[start]

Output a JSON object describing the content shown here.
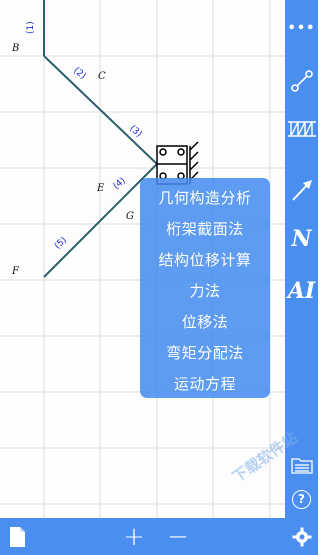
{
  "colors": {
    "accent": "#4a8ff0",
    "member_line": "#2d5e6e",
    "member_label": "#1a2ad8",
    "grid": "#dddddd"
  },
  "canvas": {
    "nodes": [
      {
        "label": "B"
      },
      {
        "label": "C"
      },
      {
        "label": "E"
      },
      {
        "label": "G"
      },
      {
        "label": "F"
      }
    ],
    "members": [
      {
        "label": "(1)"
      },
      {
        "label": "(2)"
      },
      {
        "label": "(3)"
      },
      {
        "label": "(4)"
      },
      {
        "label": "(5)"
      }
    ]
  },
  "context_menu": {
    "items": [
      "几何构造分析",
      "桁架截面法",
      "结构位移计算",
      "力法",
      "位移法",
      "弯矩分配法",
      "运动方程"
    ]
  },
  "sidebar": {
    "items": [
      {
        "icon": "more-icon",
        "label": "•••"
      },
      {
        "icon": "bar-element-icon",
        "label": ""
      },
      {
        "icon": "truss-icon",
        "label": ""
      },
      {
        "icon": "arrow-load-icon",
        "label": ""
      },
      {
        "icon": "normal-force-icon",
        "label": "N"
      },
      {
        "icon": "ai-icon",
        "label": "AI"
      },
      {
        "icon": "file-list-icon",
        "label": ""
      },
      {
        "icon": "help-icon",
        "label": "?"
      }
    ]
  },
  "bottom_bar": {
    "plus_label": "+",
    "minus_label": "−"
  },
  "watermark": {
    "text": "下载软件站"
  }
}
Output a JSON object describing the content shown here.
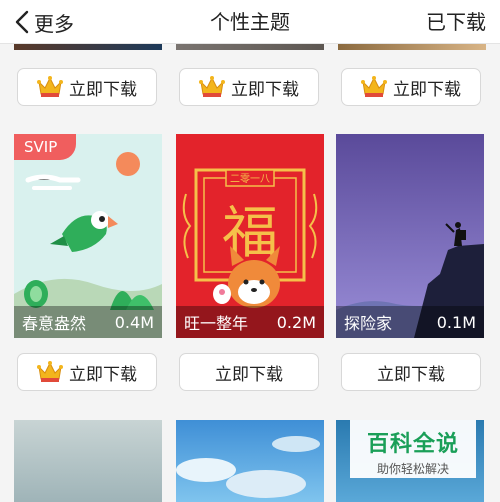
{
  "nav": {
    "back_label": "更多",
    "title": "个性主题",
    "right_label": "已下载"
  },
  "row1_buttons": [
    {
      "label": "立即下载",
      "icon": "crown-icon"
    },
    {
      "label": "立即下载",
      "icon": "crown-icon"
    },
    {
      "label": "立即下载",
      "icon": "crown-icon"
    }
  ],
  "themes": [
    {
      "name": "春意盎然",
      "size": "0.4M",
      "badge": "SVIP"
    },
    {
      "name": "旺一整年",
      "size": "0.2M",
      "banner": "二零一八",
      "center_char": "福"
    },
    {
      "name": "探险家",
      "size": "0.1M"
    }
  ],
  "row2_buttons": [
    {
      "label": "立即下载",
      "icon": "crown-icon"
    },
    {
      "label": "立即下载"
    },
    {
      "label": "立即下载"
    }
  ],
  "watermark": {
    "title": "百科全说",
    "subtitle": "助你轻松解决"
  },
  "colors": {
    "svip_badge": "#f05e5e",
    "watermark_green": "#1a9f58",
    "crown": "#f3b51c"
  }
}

[end]
[start]

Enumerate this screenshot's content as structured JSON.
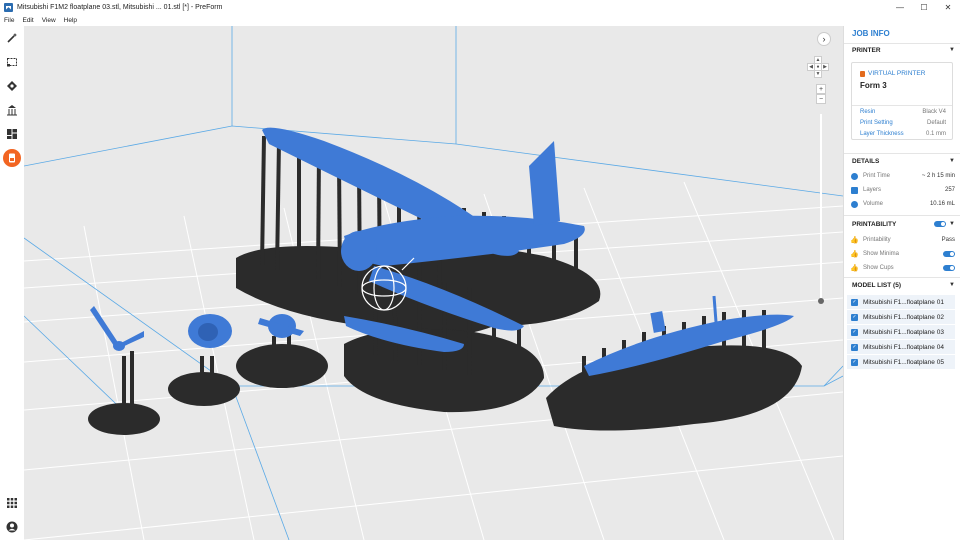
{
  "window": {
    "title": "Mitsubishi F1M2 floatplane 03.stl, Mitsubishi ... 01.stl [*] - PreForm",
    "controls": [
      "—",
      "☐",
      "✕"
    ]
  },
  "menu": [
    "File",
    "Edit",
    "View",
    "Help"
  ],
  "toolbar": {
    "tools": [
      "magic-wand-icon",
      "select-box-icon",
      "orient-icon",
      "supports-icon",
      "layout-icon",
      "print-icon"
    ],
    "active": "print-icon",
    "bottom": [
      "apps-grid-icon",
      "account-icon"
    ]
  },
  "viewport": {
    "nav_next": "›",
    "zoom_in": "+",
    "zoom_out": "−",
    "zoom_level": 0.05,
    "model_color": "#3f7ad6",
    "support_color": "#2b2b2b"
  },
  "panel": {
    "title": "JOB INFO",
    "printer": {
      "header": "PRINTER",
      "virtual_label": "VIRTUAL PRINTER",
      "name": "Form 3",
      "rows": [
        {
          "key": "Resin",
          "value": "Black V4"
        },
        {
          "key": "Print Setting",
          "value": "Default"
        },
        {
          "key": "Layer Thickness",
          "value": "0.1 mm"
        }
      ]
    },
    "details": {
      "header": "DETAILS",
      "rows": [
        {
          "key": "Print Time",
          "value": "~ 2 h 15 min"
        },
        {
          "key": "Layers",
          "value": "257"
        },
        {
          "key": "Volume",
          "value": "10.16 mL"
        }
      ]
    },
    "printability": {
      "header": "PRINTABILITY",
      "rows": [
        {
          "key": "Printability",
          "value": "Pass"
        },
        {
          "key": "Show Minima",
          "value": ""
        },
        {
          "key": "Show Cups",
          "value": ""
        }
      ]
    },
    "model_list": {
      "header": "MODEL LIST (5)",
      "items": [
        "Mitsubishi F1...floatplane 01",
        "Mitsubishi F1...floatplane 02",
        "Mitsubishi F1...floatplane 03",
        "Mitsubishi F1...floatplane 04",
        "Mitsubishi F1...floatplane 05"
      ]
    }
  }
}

[end]

EXERCISE AIM:
Looking at the entries above, state how many lines contain "name"; give the number alone.

FULL SOLUTION:
4